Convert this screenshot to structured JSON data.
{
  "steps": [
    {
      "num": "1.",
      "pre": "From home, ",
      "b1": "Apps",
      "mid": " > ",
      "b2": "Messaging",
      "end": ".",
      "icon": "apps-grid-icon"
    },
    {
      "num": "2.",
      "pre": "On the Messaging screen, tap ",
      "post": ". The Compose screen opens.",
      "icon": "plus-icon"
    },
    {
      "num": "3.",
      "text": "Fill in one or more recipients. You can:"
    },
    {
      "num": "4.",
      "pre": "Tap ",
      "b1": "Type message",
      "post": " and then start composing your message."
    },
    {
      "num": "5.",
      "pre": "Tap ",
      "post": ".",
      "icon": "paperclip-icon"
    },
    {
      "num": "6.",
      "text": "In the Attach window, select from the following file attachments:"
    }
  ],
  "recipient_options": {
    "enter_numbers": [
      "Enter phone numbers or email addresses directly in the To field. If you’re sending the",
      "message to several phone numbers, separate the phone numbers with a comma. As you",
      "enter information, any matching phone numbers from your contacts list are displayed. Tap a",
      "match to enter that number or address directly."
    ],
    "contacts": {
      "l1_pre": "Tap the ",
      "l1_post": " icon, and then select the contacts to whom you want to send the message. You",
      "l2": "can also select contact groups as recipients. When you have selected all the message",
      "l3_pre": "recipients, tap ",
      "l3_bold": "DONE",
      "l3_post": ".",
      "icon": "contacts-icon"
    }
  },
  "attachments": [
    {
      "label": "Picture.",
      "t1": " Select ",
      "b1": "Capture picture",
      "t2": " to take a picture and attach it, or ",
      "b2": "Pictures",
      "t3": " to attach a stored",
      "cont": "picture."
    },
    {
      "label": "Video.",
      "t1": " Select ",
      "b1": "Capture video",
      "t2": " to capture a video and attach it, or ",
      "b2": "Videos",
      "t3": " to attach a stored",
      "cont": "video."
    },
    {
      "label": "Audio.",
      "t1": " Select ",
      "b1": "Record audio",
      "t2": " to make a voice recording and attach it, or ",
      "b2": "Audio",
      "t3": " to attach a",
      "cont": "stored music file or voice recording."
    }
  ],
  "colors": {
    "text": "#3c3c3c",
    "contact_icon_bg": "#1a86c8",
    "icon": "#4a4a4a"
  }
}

****************************************

▸ TO DO:
List the lines of the material in which the word "contacts" occurs.

▸ EXERCISE OUTPUT:
      "enter information, any matching phone numbers from your contacts list are displayed. Tap a",
    "contacts": {
      "l1_post": " icon, and then select the contacts to whom you want to send the message. You",
      "icon": "contacts-icon"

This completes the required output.